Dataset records
_____
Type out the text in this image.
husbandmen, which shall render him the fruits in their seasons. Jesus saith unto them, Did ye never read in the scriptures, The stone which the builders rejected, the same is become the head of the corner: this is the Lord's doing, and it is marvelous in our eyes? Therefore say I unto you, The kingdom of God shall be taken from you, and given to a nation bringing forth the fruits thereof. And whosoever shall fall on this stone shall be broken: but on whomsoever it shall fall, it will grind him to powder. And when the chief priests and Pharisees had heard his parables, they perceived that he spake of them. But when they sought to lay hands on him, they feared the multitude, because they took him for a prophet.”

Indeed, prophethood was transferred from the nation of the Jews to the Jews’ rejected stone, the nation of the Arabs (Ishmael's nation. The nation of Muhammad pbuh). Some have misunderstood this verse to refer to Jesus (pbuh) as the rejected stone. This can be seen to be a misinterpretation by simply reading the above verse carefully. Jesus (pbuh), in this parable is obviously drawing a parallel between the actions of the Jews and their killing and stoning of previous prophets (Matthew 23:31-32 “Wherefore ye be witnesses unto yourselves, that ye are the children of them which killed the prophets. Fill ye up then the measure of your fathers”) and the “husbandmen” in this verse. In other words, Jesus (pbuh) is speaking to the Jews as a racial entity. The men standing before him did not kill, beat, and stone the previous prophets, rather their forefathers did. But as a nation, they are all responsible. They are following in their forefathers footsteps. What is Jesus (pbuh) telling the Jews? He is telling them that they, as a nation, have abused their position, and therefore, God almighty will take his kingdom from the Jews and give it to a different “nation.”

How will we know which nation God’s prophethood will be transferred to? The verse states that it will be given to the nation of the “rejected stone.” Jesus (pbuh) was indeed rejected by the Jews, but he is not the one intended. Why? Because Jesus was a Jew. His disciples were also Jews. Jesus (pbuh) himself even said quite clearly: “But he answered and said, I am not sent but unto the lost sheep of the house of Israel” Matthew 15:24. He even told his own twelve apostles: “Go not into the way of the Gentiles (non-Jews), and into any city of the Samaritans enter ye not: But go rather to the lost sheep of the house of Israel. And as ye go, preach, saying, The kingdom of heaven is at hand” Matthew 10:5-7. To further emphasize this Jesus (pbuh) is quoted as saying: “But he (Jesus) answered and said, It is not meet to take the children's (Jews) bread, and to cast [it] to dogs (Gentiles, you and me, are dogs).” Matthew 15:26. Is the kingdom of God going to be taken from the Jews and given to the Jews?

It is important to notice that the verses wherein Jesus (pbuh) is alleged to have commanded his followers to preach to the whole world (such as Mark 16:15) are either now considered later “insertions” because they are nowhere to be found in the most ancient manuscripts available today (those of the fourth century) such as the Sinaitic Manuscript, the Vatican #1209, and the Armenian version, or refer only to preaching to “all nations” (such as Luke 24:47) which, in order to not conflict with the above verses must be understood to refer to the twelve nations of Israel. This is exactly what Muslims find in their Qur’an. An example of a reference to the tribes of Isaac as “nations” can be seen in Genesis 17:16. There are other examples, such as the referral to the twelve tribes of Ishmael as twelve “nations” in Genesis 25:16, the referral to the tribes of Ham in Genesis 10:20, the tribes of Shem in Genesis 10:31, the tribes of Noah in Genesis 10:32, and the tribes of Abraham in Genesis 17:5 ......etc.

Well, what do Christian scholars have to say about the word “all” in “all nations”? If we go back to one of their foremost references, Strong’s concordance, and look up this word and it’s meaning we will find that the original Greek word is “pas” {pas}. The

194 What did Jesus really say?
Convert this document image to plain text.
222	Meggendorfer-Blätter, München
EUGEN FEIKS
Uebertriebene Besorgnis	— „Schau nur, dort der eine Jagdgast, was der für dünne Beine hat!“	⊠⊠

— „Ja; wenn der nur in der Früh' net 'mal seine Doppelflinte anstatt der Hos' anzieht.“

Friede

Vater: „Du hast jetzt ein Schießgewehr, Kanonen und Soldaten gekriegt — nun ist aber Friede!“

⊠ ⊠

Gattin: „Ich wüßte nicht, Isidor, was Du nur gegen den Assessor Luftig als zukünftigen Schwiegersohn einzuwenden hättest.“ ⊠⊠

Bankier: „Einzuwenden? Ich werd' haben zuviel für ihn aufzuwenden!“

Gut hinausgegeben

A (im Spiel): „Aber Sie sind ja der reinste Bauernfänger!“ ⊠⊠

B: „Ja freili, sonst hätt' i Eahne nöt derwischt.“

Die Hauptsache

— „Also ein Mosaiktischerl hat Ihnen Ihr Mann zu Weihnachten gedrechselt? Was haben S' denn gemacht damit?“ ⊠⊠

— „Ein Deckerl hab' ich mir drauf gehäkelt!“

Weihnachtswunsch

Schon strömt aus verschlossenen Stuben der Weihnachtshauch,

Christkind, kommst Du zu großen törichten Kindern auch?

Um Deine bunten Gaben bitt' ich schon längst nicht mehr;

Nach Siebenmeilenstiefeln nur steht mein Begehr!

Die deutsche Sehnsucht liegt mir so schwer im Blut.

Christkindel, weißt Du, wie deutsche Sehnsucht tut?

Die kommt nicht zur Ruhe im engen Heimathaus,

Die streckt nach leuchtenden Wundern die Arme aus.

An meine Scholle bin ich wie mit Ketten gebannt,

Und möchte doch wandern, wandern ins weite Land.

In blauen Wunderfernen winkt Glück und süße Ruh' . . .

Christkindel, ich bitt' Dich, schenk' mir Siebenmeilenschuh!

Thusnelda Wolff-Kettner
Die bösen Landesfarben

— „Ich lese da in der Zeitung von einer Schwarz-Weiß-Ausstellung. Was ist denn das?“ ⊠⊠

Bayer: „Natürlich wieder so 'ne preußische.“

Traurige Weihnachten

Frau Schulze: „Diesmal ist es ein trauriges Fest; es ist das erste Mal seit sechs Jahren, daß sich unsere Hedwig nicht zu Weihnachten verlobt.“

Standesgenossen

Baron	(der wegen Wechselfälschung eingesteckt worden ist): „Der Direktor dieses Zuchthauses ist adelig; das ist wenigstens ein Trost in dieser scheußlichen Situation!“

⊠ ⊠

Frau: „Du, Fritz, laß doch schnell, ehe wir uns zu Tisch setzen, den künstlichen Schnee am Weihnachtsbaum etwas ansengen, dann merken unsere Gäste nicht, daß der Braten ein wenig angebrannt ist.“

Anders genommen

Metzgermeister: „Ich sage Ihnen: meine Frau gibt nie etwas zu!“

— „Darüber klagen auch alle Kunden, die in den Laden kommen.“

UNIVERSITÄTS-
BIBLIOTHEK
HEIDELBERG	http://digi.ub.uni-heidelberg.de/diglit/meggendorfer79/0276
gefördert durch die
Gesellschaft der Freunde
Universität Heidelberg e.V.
_____
Repeat every entry exactly. Nothing may be dropped.

> _Response to this task_:
Type out the text in this image.
husbandmen, which shall render him the fruits in their seasons. Jesus saith unto them, Did ye never read in the scriptures, The stone which the builders rejected, the same is become the head of the corner: this is the Lord's doing, and it is marvelous in our eyes? Therefore say I unto you, The kingdom of God shall be taken from you, and given to a nation bringing forth the fruits thereof. And whosoever shall fall on this stone shall be broken: but on whomsoever it shall fall, it will grind him to powder. And when the chief priests and Pharisees had heard his parables, they perceived that he spake of them. But when they sought to lay hands on him, they feared the multitude, because they took him for a prophet.”

Indeed, prophethood was transferred from the nation of the Jews to the Jews’ rejected stone, the nation of the Arabs (Ishmael's nation. The nation of Muhammad pbuh). Some have misunderstood this verse to refer to Jesus (pbuh) as the rejected stone. This can be seen to be a misinterpretation by simply reading the above verse carefully. Jesus (pbuh), in this parable is obviously drawing a parallel between the actions of the Jews and their killing and stoning of previous prophets (Matthew 23:31-32 “Wherefore ye be witnesses unto yourselves, that ye are the children of them which killed the prophets. Fill ye up then the measure of your fathers”) and the “husbandmen” in this verse. In other words, Jesus (pbuh) is speaking to the Jews as a racial entity. The men standing before him did not kill, beat, and stone the previous prophets, rather their forefathers did. But as a nation, they are all responsible. They are following in their forefathers footsteps. What is Jesus (pbuh) telling the Jews? He is telling them that they, as a nation, have abused their position, and therefore, God almighty will take his kingdom from the Jews and give it to a different “nation.”

How will we know which nation God’s prophethood will be transferred to? The verse states that it will be given to the nation of the “rejected stone.” Jesus (pbuh) was indeed rejected by the Jews, but he is not the one intended. Why? Because Jesus was a Jew. His disciples were also Jews. Jesus (pbuh) himself even said quite clearly: “But he answered and said, I am not sent but unto the lost sheep of the house of Israel” Matthew 15:24. He even told his own twelve apostles: “Go not into the way of the Gentiles (non-Jews), and into any city of the Samaritans enter ye not: But go rather to the lost sheep of the house of Israel. And as ye go, preach, saying, The kingdom of heaven is at hand” Matthew 10:5-7. To further emphasize this Jesus (pbuh) is quoted as saying: “But he (Jesus) answered and said, It is not meet to take the children's (Jews) bread, and to cast [it] to dogs (Gentiles, you and me, are dogs).” Matthew 15:26. Is the kingdom of God going to be taken from the Jews and given to the Jews?

It is important to notice that the verses wherein Jesus (pbuh) is alleged to have commanded his followers to preach to the whole world (such as Mark 16:15) are either now considered later “insertions” because they are nowhere to be found in the most ancient manuscripts available today (those of the fourth century) such as the Sinaitic Manuscript, the Vatican #1209, and the Armenian version, or refer only to preaching to “all nations” (such as Luke 24:47) which, in order to not conflict with the above verses must be understood to refer to the twelve nations of Israel. This is exactly what Muslims find in their Qur’an. An example of a reference to the tribes of Isaac as “nations” can be seen in Genesis 17:16. There are other examples, such as the referral to the twelve tribes of Ishmael as twelve “nations” in Genesis 25:16, the referral to the tribes of Ham in Genesis 10:20, the tribes of Shem in Genesis 10:31, the tribes of Noah in Genesis 10:32, and the tribes of Abraham in Genesis 17:5 ......etc.

Well, what do Christian scholars have to say about the word “all” in “all nations”? If we go back to one of their foremost references, Strong’s concordance, and look up this word and it’s meaning we will find that the original Greek word is “pas” {pas}. The

194 What did Jesus really say?
Convert this document image to plain text.
222	Meggendorfer-Blätter, München
EUGEN FEIKS
Uebertriebene Besorgnis	— „Schau nur, dort der eine Jagdgast, was der für dünne Beine hat!“	⊠⊠

— „Ja; wenn der nur in der Früh' net 'mal seine Doppelflinte anstatt der Hos' anzieht.“

Friede

Vater: „Du hast jetzt ein Schießgewehr, Kanonen und Soldaten gekriegt — nun ist aber Friede!“

⊠ ⊠

Gattin: „Ich wüßte nicht, Isidor, was Du nur gegen den Assessor Luftig als zukünftigen Schwiegersohn einzuwenden hättest.“ ⊠⊠

Bankier: „Einzuwenden? Ich werd' haben zuviel für ihn aufzuwenden!“

Gut hinausgegeben

A (im Spiel): „Aber Sie sind ja der reinste Bauernfänger!“ ⊠⊠

B: „Ja freili, sonst hätt' i Eahne nöt derwischt.“

Die Hauptsache

— „Also ein Mosaiktischerl hat Ihnen Ihr Mann zu Weihnachten gedrechselt? Was haben S' denn gemacht damit?“ ⊠⊠

— „Ein Deckerl hab' ich mir drauf gehäkelt!“

Weihnachtswunsch

Schon strömt aus verschlossenen Stuben der Weihnachtshauch,

Christkind, kommst Du zu großen törichten Kindern auch?

Um Deine bunten Gaben bitt' ich schon längst nicht mehr;

Nach Siebenmeilenstiefeln nur steht mein Begehr!

Die deutsche Sehnsucht liegt mir so schwer im Blut.

Christkindel, weißt Du, wie deutsche Sehnsucht tut?

Die kommt nicht zur Ruhe im engen Heimathaus,

Die streckt nach leuchtenden Wundern die Arme aus.

An meine Scholle bin ich wie mit Ketten gebannt,

Und möchte doch wandern, wandern ins weite Land.

In blauen Wunderfernen winkt Glück und süße Ruh' . . .

Christkindel, ich bitt' Dich, schenk' mir Siebenmeilenschuh!

Thusnelda Wolff-Kettner
Die bösen Landesfarben

— „Ich lese da in der Zeitung von einer Schwarz-Weiß-Ausstellung. Was ist denn das?“ ⊠⊠

Bayer: „Natürlich wieder so 'ne preußische.“

Traurige Weihnachten

Frau Schulze: „Diesmal ist es ein trauriges Fest; es ist das erste Mal seit sechs Jahren, daß sich unsere Hedwig nicht zu Weihnachten verlobt.“

Standesgenossen

Baron	(der wegen Wechselfälschung eingesteckt worden ist): „Der Direktor dieses Zuchthauses ist adelig; das ist wenigstens ein Trost in dieser scheußlichen Situation!“

⊠ ⊠

Frau: „Du, Fritz, laß doch schnell, ehe wir uns zu Tisch setzen, den künstlichen Schnee am Weihnachtsbaum etwas ansengen, dann merken unsere Gäste nicht, daß der Braten ein wenig angebrannt ist.“

Anders genommen

Metzgermeister: „Ich sage Ihnen: meine Frau gibt nie etwas zu!“

— „Darüber klagen auch alle Kunden, die in den Laden kommen.“

UNIVERSITÄTS-
BIBLIOTHEK
HEIDELBERG	http://digi.ub.uni-heidelberg.de/diglit/meggendorfer79/0276
gefördert durch die
Gesellschaft der Freunde
Universität Heidelberg e.V.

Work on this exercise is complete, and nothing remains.